AIM: Determine which lines contain the word "Temperature", then copy those lines.

EXERCISE MATERIAL:
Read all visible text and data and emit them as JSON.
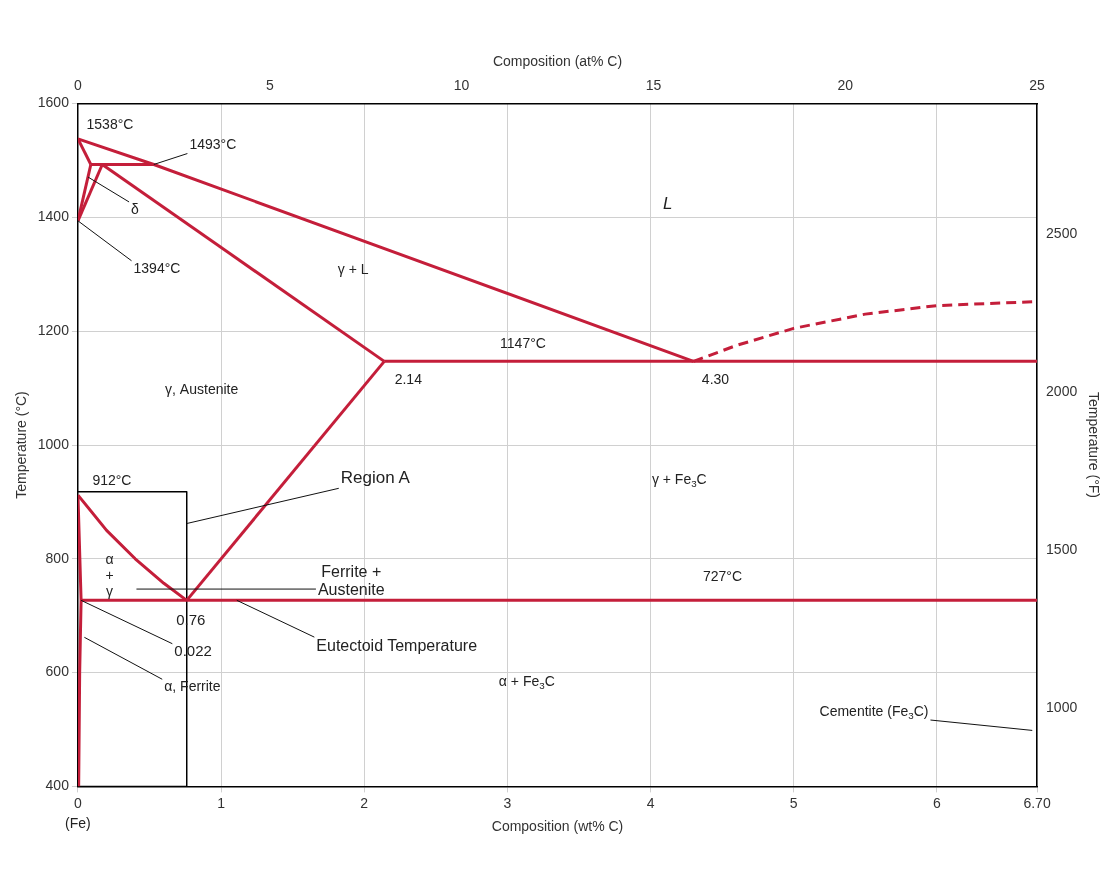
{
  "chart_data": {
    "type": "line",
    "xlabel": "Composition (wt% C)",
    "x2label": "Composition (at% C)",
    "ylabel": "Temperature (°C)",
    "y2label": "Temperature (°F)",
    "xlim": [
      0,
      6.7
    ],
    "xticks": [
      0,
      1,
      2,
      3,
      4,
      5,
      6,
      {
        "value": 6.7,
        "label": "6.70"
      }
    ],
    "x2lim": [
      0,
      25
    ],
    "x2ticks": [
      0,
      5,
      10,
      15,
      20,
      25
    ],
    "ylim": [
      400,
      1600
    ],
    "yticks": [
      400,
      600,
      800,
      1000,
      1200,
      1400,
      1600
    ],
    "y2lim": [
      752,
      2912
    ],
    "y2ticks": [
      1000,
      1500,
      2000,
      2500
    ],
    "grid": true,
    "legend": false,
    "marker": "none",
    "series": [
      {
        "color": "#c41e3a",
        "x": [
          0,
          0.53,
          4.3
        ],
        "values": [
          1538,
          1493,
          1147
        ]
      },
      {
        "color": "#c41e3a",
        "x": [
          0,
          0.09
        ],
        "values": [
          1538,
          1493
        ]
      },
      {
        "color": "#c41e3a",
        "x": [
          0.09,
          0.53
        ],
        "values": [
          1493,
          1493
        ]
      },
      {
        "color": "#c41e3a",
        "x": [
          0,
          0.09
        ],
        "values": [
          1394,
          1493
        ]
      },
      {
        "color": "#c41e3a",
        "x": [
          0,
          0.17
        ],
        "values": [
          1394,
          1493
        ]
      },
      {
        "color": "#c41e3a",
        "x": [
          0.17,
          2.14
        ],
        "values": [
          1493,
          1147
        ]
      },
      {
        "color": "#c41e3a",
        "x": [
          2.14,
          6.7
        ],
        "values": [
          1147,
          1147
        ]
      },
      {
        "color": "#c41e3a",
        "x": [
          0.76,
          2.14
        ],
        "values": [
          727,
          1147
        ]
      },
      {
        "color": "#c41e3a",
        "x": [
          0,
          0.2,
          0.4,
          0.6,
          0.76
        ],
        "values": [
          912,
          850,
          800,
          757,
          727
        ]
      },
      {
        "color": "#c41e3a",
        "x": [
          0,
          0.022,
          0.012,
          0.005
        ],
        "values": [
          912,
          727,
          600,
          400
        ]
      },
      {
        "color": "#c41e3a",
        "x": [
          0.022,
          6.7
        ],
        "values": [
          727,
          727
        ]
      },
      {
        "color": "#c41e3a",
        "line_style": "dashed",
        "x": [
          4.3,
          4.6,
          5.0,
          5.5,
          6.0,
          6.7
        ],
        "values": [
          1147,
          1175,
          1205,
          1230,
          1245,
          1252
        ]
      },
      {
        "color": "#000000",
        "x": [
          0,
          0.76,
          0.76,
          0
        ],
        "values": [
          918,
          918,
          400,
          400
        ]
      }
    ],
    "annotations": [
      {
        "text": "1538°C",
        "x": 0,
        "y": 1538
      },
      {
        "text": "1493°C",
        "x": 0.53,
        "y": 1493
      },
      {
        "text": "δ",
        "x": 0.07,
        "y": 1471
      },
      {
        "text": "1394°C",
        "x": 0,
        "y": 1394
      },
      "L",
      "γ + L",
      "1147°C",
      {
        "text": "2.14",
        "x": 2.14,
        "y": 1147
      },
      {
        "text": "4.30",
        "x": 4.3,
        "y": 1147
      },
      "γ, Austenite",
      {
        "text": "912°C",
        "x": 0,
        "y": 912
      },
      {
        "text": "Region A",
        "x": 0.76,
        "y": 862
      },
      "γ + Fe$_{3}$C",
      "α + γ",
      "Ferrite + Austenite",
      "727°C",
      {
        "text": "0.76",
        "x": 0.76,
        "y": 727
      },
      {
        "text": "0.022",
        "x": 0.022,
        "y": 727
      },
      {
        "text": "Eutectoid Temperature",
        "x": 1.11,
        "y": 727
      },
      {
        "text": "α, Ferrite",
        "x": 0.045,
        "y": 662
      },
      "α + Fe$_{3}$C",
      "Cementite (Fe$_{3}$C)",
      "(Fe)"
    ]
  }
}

TASK ANSWER:
    "ylabel": "Temperature (°C)",
    "y2label": "Temperature (°F)",
        "text": "Eutectoid Temperature",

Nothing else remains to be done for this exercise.